- **Directions for this task**
Write every entry out again exactly, please, and skip the pictures.

- **Given information**
-- Begin --

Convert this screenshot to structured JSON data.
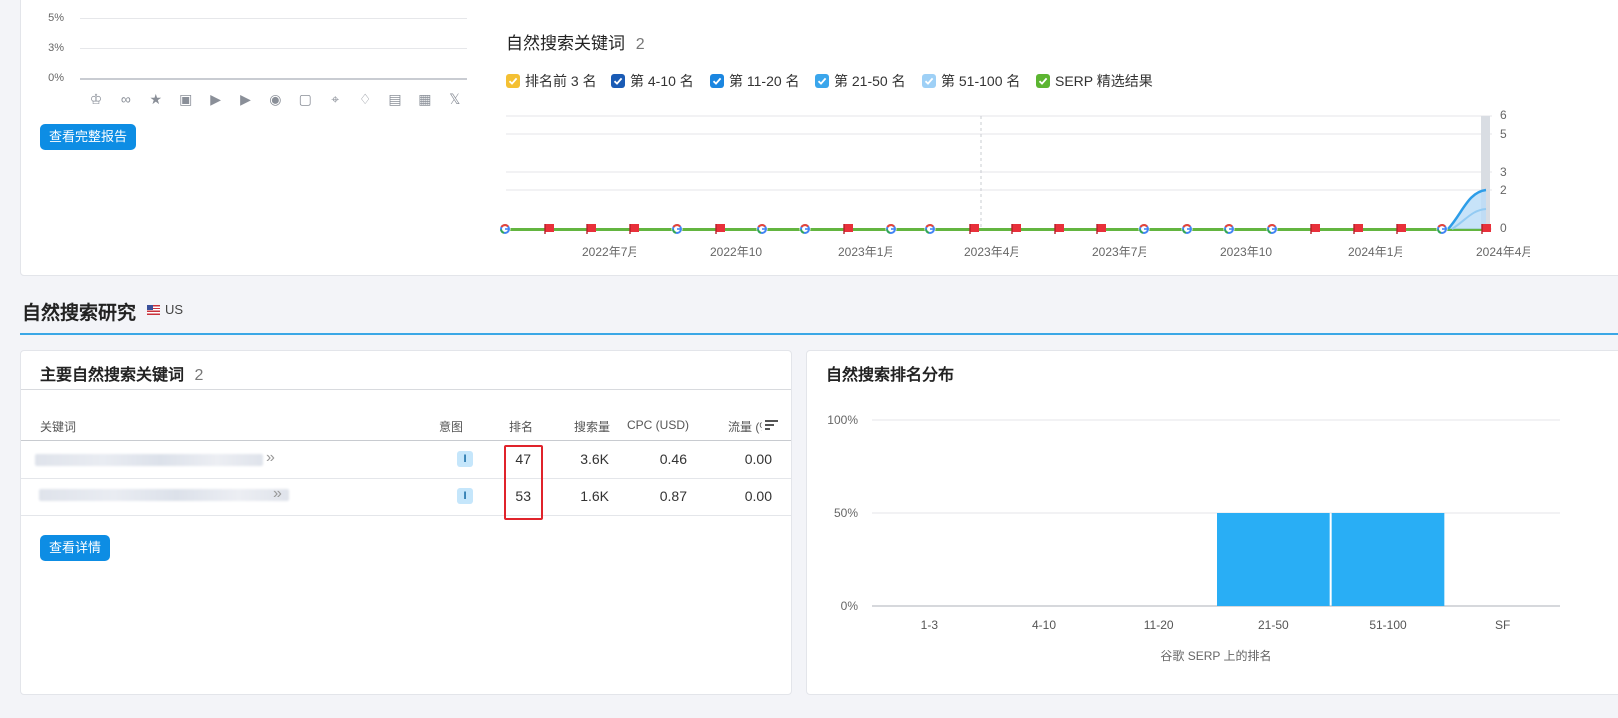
{
  "top_left": {
    "y_ticks": [
      "5%",
      "3%",
      "0%"
    ],
    "serp_icons": [
      "crown-icon",
      "link-icon",
      "star-icon",
      "image-icon",
      "play-icon",
      "video-icon",
      "play-circle-icon",
      "chat-icon",
      "location-icon",
      "graduation-cap-icon",
      "news-icon",
      "briefcase-icon",
      "x-logo-icon"
    ],
    "full_report_button": "查看完整报告"
  },
  "keywords_trend": {
    "title": "自然搜索关键词",
    "count": "2",
    "legend": [
      {
        "label": "排名前 3 名",
        "color": "#f4c033"
      },
      {
        "label": "第 4-10 名",
        "color": "#1a5bb5"
      },
      {
        "label": "第 11-20 名",
        "color": "#1b86e0"
      },
      {
        "label": "第 21-50 名",
        "color": "#3aa6ec"
      },
      {
        "label": "第 51-100 名",
        "color": "#9ed0f6"
      },
      {
        "label": "SERP 精选结果",
        "color": "#5cb531"
      }
    ],
    "y_ticks": [
      "6",
      "5",
      "3",
      "2",
      "0"
    ],
    "x_ticks": [
      "2022年7月",
      "2022年10",
      "2023年1月",
      "2023年4月",
      "2023年7月",
      "2023年10",
      "2024年1月",
      "2024年4月"
    ]
  },
  "section": {
    "title": "自然搜索研究",
    "country": "US"
  },
  "top_keywords": {
    "title": "主要自然搜索关键词",
    "count": "2",
    "columns": [
      "关键词",
      "意图",
      "排名",
      "搜索量",
      "CPC (USD)",
      "流量 (%"
    ],
    "rows": [
      {
        "intent": "I",
        "rank": "47",
        "volume": "3.6K",
        "cpc": "0.46",
        "traffic": "0.00"
      },
      {
        "intent": "I",
        "rank": "53",
        "volume": "1.6K",
        "cpc": "0.87",
        "traffic": "0.00"
      }
    ],
    "details_button": "查看详情"
  },
  "distribution": {
    "title": "自然搜索排名分布",
    "chart_data": {
      "type": "bar",
      "categories": [
        "1-3",
        "4-10",
        "11-20",
        "21-50",
        "51-100",
        "SF"
      ],
      "values": [
        0,
        0,
        0,
        50,
        50,
        0
      ],
      "y_ticks": [
        "100%",
        "50%",
        "0%"
      ],
      "ylim": [
        0,
        100
      ],
      "xlabel": "谷歌 SERP 上的排名",
      "color": "#29aef5"
    }
  }
}
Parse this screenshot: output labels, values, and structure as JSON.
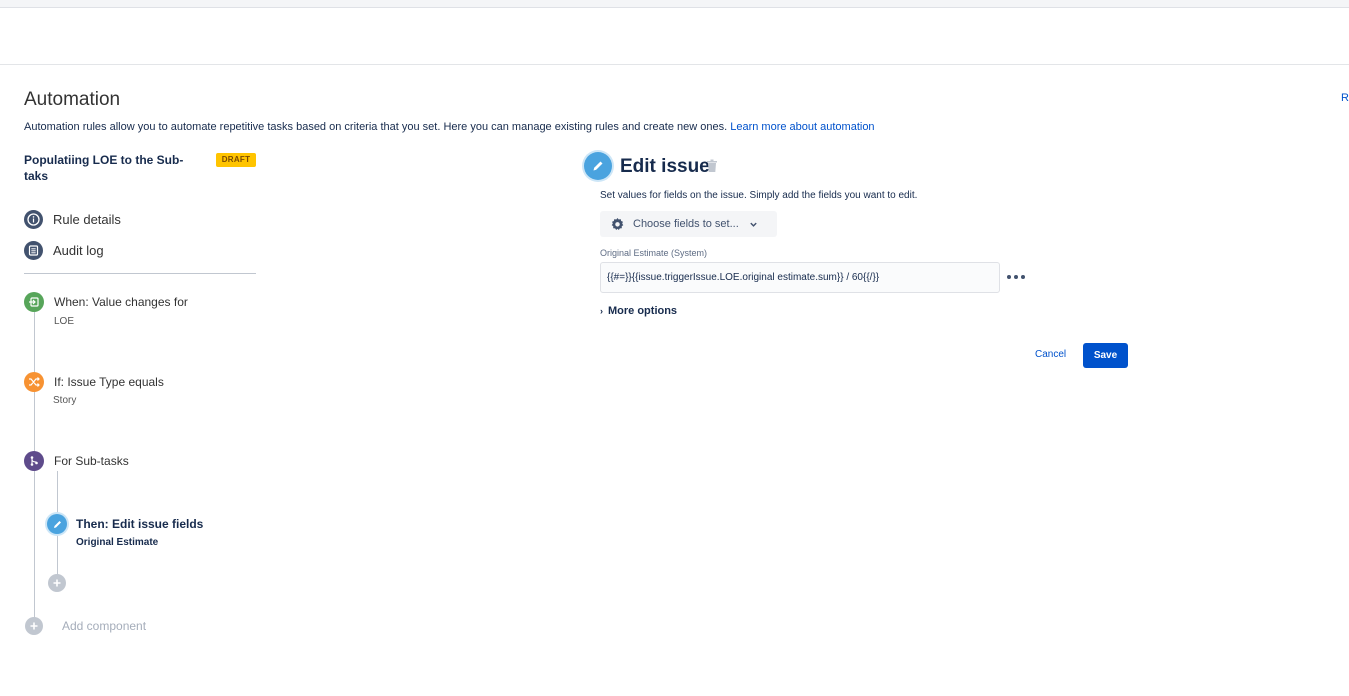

-- End --

- **Task output**
Convert this screenshot to structured JSON data.
{
  "top_left": {
    "y_ticks": [
      "5%",
      "3%",
      "0%"
    ],
    "serp_icons": [
      "crown-icon",
      "link-icon",
      "star-icon",
      "image-icon",
      "play-icon",
      "video-icon",
      "play-circle-icon",
      "chat-icon",
      "location-icon",
      "graduation-cap-icon",
      "news-icon",
      "briefcase-icon",
      "x-logo-icon"
    ],
    "full_report_button": "查看完整报告"
  },
  "keywords_trend": {
    "title": "自然搜索关键词",
    "count": "2",
    "legend": [
      {
        "label": "排名前 3 名",
        "color": "#f4c033"
      },
      {
        "label": "第 4-10 名",
        "color": "#1a5bb5"
      },
      {
        "label": "第 11-20 名",
        "color": "#1b86e0"
      },
      {
        "label": "第 21-50 名",
        "color": "#3aa6ec"
      },
      {
        "label": "第 51-100 名",
        "color": "#9ed0f6"
      },
      {
        "label": "SERP 精选结果",
        "color": "#5cb531"
      }
    ],
    "y_ticks": [
      "6",
      "5",
      "3",
      "2",
      "0"
    ],
    "x_ticks": [
      "2022年7月",
      "2022年10",
      "2023年1月",
      "2023年4月",
      "2023年7月",
      "2023年10",
      "2024年1月",
      "2024年4月"
    ]
  },
  "section": {
    "title": "自然搜索研究",
    "country": "US"
  },
  "top_keywords": {
    "title": "主要自然搜索关键词",
    "count": "2",
    "columns": [
      "关键词",
      "意图",
      "排名",
      "搜索量",
      "CPC (USD)",
      "流量 (%"
    ],
    "rows": [
      {
        "intent": "I",
        "rank": "47",
        "volume": "3.6K",
        "cpc": "0.46",
        "traffic": "0.00"
      },
      {
        "intent": "I",
        "rank": "53",
        "volume": "1.6K",
        "cpc": "0.87",
        "traffic": "0.00"
      }
    ],
    "details_button": "查看详情"
  },
  "distribution": {
    "title": "自然搜索排名分布",
    "chart_data": {
      "type": "bar",
      "categories": [
        "1-3",
        "4-10",
        "11-20",
        "21-50",
        "51-100",
        "SF"
      ],
      "values": [
        0,
        0,
        0,
        50,
        50,
        0
      ],
      "y_ticks": [
        "100%",
        "50%",
        "0%"
      ],
      "ylim": [
        0,
        100
      ],
      "xlabel": "谷歌 SERP 上的排名",
      "color": "#29aef5"
    }
  }
}
Parse this screenshot: output labels, values, and structure as JSON.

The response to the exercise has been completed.